■ PROBLEM STATEMENT: Extract the listing below in full, unchanged.
==================================================
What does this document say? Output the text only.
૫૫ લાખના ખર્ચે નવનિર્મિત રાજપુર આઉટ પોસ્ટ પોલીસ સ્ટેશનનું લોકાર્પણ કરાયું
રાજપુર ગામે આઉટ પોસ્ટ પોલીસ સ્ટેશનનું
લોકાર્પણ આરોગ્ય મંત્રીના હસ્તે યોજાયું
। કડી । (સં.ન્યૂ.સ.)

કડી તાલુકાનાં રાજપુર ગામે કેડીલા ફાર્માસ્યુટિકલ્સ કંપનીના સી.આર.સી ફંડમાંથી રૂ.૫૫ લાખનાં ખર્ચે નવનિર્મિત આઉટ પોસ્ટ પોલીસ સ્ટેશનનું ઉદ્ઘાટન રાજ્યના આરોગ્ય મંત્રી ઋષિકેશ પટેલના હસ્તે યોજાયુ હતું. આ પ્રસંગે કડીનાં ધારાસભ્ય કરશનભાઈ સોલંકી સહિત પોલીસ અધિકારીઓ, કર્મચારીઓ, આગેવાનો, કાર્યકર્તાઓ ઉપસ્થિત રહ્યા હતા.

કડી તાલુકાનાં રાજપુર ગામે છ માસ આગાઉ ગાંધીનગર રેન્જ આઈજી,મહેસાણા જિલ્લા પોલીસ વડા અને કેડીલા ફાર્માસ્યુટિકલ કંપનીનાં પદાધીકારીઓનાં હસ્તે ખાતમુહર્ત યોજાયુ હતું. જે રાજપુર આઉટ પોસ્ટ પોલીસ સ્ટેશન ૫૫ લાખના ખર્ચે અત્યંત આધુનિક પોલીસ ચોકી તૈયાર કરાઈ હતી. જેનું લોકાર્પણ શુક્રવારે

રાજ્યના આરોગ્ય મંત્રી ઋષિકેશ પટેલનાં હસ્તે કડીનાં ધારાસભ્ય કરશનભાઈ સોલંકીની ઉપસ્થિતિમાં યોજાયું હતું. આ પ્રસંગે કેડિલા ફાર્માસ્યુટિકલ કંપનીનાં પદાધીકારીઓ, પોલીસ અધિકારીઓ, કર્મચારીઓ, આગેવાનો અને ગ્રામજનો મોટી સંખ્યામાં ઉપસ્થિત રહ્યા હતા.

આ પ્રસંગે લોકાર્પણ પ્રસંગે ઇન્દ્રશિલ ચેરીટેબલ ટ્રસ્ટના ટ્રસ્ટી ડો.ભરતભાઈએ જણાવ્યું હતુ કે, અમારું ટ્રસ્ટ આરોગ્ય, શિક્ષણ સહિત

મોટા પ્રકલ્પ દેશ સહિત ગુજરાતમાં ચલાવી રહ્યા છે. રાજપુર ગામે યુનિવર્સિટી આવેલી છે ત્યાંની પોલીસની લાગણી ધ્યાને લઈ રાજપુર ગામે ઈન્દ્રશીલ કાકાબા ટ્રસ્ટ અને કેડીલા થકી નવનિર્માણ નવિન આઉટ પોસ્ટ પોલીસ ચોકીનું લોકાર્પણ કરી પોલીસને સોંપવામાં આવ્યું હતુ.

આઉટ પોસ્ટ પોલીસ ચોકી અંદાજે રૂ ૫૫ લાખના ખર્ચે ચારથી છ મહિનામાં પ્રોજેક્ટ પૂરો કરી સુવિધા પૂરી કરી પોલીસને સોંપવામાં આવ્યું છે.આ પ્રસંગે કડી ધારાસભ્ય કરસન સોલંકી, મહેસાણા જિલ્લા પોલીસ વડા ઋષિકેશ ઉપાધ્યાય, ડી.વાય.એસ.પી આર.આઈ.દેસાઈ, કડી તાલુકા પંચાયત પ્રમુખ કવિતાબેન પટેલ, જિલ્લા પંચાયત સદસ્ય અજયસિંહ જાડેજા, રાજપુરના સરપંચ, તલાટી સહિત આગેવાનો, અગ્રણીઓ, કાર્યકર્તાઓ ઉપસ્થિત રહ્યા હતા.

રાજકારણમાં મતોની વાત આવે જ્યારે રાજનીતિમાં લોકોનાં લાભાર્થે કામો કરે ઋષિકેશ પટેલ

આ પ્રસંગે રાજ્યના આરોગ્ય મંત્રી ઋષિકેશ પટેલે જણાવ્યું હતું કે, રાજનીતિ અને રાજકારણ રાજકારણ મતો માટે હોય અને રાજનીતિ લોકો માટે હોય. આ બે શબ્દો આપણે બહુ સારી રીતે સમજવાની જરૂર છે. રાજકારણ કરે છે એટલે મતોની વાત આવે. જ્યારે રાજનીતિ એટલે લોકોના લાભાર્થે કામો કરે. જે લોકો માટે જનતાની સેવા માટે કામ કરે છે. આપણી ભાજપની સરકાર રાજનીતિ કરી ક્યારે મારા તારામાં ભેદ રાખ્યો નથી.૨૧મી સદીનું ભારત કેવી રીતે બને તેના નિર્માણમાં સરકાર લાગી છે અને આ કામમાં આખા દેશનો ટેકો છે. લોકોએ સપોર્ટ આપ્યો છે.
==================================================
■ FINAL ANSWER:
What does this document say? Output the text only.
૫૫ લાખના ખર્ચે નવનિર્મિત રાજપુર આઉટ પોસ્ટ પોલીસ સ્ટેશનનું લોકાર્પણ કરાયું
રાજપુર ગામે આઉટ પોસ્ટ પોલીસ સ્ટેશનનું
લોકાર્પણ આરોગ્ય મંત્રીના હસ્તે યોજાયું
। કડી । (સં.ન્યૂ.સ.)

કડી તાલુકાનાં રાજપુર ગામે કેડીલા ફાર્માસ્યુટિકલ્સ કંપનીના સી.આર.સી ફંડમાંથી રૂ.૫૫ લાખનાં ખર્ચે નવનિર્મિત આઉટ પોસ્ટ પોલીસ સ્ટેશનનું ઉદ્ઘાટન રાજ્યના આરોગ્ય મંત્રી ઋષિકેશ પટેલના હસ્તે યોજાયુ હતું. આ પ્રસંગે કડીનાં ધારાસભ્ય કરશનભાઈ સોલંકી સહિત પોલીસ અધિકારીઓ, કર્મચારીઓ, આગેવાનો, કાર્યકર્તાઓ ઉપસ્થિત રહ્યા હતા.

કડી તાલુકાનાં રાજપુર ગામે છ માસ આગાઉ ગાંધીનગર રેન્જ આઈજી,મહેસાણા જિલ્લા પોલીસ વડા અને કેડીલા ફાર્માસ્યુટિકલ કંપનીનાં પદાધીકારીઓનાં હસ્તે ખાતમુહર્ત યોજાયુ હતું. જે રાજપુર આઉટ પોસ્ટ પોલીસ સ્ટેશન ૫૫ લાખના ખર્ચે અત્યંત આધુનિક પોલીસ ચોકી તૈયાર કરાઈ હતી. જેનું લોકાર્પણ શુક્રવારે

રાજ્યના આરોગ્ય મંત્રી ઋષિકેશ પટેલનાં હસ્તે કડીનાં ધારાસભ્ય કરશનભાઈ સોલંકીની ઉપસ્થિતિમાં યોજાયું હતું. આ પ્રસંગે કેડિલા ફાર્માસ્યુટિકલ કંપનીનાં પદાધીકારીઓ, પોલીસ અધિકારીઓ, કર્મચારીઓ, આગેવાનો અને ગ્રામજનો મોટી સંખ્યામાં ઉપસ્થિત રહ્યા હતા.

આ પ્રસંગે લોકાર્પણ પ્રસંગે ઇન્દ્રશિલ ચેરીટેબલ ટ્રસ્ટના ટ્રસ્ટી ડો.ભરતભાઈએ જણાવ્યું હતુ કે, અમારું ટ્રસ્ટ આરોગ્ય, શિક્ષણ સહિત

મોટા પ્રકલ્પ દેશ સહિત ગુજરાતમાં ચલાવી રહ્યા છે. રાજપુર ગામે યુનિવર્સિટી આવેલી છે ત્યાંની પોલીસની લાગણી ધ્યાને લઈ રાજપુર ગામે ઈન્દ્રશીલ કાકાબા ટ્રસ્ટ અને કેડીલા થકી નવનિર્માણ નવિન આઉટ પોસ્ટ પોલીસ ચોકીનું લોકાર્પણ કરી પોલીસને સોંપવામાં આવ્યું હતુ.

આઉટ પોસ્ટ પોલીસ ચોકી અંદાજે રૂ ૫૫ લાખના ખર્ચે ચારથી છ મહિનામાં પ્રોજેક્ટ પૂરો કરી સુવિધા પૂરી કરી પોલીસને સોંપવામાં આવ્યું છે.આ પ્રસંગે કડી ધારાસભ્ય કરસન સોલંકી, મહેસાણા જિલ્લા પોલીસ વડા ઋષિકેશ ઉપાધ્યાય, ડી.વાય.એસ.પી આર.આઈ.દેસાઈ, કડી તાલુકા પંચાયત પ્રમુખ કવિતાબેન પટેલ, જિલ્લા પંચાયત સદસ્ય અજયસિંહ જાડેજા, રાજપુરના સરપંચ, તલાટી સહિત આગેવાનો, અગ્રણીઓ, કાર્યકર્તાઓ ઉપસ્થિત રહ્યા હતા.

રાજકારણમાં મતોની વાત આવે જ્યારે રાજનીતિમાં લોકોનાં લાભાર્થે કામો કરે ઋષિકેશ પટેલ

આ પ્રસંગે રાજ્યના આરોગ્ય મંત્રી ઋષિકેશ પટેલે જણાવ્યું હતું કે, રાજનીતિ અને રાજકારણ રાજકારણ મતો માટે હોય અને રાજનીતિ લોકો માટે હોય. આ બે શબ્દો આપણે બહુ સારી રીતે સમજવાની જરૂર છે. રાજકારણ કરે છે એટલે મતોની વાત આવે. જ્યારે રાજનીતિ એટલે લોકોના લાભાર્થે કામો કરે. જે લોકો માટે જનતાની સેવા માટે કામ કરે છે. આપણી ભાજપની સરકાર રાજનીતિ કરી ક્યારે મારા તારામાં ભેદ રાખ્યો નથી.૨૧મી સદીનું ભારત કેવી રીતે બને તેના નિર્માણમાં સરકાર લાગી છે અને આ કામમાં આખા દેશનો ટેકો છે. લોકોએ સપોર્ટ આપ્યો છે.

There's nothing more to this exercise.